[Stored entries]
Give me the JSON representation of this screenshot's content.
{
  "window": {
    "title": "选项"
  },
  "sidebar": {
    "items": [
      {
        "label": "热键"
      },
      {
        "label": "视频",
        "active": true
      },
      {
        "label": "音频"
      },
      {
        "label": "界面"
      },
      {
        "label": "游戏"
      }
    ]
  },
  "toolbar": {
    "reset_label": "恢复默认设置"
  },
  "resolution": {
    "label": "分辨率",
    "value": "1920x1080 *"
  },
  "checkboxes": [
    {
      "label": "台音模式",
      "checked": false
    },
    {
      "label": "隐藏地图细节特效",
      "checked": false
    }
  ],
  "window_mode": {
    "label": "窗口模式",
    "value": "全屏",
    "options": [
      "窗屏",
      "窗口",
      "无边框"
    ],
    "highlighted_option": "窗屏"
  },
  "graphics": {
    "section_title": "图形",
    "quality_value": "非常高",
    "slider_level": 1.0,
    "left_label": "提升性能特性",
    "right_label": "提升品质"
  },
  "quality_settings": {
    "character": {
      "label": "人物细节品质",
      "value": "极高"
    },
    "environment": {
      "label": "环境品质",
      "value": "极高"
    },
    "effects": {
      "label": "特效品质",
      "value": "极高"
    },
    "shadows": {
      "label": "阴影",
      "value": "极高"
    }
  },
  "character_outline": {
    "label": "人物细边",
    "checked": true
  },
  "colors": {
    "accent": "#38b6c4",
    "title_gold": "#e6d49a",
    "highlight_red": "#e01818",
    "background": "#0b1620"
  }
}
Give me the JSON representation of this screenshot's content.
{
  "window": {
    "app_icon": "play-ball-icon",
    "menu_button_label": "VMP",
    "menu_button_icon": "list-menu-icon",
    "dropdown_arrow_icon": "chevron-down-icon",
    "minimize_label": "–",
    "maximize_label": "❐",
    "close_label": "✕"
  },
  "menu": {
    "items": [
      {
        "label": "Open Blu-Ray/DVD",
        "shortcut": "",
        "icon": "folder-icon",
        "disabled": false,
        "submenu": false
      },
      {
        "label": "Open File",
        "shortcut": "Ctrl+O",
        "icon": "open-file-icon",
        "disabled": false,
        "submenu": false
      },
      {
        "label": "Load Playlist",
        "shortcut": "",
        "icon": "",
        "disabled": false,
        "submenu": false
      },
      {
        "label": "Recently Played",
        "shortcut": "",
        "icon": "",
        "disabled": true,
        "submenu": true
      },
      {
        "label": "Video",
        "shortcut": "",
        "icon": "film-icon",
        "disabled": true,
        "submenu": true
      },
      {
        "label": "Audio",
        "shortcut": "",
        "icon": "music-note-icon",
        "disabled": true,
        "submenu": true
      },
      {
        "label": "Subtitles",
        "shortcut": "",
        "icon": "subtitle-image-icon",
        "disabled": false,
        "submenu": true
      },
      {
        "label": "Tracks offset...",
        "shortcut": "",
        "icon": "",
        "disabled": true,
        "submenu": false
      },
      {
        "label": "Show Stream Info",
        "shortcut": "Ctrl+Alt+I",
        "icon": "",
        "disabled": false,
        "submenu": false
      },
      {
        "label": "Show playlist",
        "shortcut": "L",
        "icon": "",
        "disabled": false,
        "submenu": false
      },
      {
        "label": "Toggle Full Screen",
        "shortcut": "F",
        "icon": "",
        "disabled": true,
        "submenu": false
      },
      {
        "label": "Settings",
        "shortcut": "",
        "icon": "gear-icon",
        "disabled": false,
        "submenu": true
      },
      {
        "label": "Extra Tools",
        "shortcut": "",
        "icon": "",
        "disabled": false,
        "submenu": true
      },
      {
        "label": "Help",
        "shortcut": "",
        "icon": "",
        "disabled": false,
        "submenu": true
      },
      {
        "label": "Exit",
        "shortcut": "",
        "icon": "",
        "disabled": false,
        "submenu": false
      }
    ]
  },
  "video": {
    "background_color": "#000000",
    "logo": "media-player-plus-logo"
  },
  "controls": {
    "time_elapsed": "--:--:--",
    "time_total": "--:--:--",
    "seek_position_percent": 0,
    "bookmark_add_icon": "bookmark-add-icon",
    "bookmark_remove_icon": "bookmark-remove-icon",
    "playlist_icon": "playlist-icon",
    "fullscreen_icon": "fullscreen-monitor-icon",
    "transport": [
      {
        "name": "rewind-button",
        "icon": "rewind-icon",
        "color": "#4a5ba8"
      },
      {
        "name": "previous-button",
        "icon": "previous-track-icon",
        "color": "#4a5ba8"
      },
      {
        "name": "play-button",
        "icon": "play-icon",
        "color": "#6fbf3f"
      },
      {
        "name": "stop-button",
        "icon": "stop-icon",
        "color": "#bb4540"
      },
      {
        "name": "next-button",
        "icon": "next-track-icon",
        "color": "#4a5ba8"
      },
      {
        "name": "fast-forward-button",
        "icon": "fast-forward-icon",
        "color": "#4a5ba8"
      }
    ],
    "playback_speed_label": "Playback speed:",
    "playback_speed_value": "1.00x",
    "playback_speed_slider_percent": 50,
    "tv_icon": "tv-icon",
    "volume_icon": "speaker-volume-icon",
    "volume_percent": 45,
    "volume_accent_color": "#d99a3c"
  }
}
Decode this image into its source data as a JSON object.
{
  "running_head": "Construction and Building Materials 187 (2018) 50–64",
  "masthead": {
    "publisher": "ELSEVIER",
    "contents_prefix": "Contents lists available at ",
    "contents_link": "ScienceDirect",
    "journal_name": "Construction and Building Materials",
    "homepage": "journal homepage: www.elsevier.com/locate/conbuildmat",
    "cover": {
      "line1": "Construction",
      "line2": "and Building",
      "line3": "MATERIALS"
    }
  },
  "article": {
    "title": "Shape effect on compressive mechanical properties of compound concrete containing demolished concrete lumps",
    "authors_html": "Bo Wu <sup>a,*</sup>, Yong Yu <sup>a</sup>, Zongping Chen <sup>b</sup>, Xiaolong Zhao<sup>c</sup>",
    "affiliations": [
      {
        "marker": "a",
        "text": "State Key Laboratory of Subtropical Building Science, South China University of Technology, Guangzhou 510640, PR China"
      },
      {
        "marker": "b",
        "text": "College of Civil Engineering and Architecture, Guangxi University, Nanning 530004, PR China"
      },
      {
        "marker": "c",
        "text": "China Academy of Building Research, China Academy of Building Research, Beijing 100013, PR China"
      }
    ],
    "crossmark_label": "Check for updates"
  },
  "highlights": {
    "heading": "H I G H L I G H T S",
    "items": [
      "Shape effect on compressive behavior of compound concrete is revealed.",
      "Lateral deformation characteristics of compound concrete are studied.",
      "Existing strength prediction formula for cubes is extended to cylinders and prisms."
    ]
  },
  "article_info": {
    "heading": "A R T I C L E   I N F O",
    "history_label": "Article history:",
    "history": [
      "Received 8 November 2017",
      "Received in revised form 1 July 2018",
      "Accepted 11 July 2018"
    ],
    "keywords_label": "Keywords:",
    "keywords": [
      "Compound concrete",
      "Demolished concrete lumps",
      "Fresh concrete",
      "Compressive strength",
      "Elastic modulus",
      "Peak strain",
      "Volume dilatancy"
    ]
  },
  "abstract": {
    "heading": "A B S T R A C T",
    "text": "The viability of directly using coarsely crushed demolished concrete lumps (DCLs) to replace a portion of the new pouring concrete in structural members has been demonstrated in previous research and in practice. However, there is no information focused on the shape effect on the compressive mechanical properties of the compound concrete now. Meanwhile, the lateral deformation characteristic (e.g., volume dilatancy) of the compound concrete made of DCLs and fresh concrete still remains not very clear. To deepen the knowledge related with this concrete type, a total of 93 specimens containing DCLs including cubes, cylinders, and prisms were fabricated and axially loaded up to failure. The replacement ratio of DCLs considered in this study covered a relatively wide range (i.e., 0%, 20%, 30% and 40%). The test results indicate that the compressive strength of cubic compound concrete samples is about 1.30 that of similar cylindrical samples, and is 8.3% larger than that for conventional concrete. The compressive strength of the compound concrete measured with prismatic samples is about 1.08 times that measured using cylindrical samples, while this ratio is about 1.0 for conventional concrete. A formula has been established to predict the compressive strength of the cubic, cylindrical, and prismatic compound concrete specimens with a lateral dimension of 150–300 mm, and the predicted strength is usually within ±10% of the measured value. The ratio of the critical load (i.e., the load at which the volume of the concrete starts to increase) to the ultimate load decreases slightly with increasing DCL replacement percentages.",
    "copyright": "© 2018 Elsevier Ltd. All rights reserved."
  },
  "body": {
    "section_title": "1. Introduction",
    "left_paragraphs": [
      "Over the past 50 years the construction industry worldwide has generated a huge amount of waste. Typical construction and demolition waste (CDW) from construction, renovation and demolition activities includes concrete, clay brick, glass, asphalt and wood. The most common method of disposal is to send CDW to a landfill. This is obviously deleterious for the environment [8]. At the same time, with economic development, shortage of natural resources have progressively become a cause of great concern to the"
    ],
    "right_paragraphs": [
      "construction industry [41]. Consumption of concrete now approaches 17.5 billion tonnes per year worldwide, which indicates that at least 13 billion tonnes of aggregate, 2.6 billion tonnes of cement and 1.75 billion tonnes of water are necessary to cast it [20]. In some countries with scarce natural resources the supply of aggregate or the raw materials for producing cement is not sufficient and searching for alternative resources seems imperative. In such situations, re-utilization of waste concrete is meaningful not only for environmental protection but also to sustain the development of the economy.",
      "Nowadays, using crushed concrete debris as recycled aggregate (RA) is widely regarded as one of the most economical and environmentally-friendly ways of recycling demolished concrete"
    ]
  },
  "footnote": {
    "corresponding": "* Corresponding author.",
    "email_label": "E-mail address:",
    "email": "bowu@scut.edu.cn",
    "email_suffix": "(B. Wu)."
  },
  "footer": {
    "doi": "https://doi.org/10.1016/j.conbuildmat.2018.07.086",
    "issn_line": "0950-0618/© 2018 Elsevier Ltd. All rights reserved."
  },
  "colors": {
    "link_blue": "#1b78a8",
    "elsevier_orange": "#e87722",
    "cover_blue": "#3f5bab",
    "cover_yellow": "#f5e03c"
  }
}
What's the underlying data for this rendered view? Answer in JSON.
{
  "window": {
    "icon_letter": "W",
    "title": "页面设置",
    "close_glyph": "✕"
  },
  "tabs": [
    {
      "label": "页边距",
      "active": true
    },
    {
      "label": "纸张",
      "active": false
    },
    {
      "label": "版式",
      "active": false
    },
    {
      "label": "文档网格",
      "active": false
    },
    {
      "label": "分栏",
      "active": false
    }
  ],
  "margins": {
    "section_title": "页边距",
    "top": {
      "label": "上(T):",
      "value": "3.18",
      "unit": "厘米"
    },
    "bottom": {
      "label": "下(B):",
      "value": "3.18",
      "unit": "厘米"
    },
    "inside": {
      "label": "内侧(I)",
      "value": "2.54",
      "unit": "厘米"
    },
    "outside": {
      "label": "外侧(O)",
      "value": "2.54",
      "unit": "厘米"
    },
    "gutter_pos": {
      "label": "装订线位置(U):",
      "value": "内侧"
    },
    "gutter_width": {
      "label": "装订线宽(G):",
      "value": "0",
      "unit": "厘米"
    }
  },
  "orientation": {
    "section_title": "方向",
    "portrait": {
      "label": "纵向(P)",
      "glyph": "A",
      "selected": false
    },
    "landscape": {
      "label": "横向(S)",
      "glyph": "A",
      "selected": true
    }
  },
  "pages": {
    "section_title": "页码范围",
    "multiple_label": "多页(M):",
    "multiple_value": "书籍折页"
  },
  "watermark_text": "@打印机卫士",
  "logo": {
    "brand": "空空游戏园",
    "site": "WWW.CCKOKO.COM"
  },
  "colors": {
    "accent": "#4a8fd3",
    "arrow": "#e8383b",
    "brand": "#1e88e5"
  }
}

**Task objective**
Using the records above, select and copy every line that has the word "image".

**Response to this exercise**
        "icon": "subtitle-image-icon",
Decode this image into its source data as a JSON object.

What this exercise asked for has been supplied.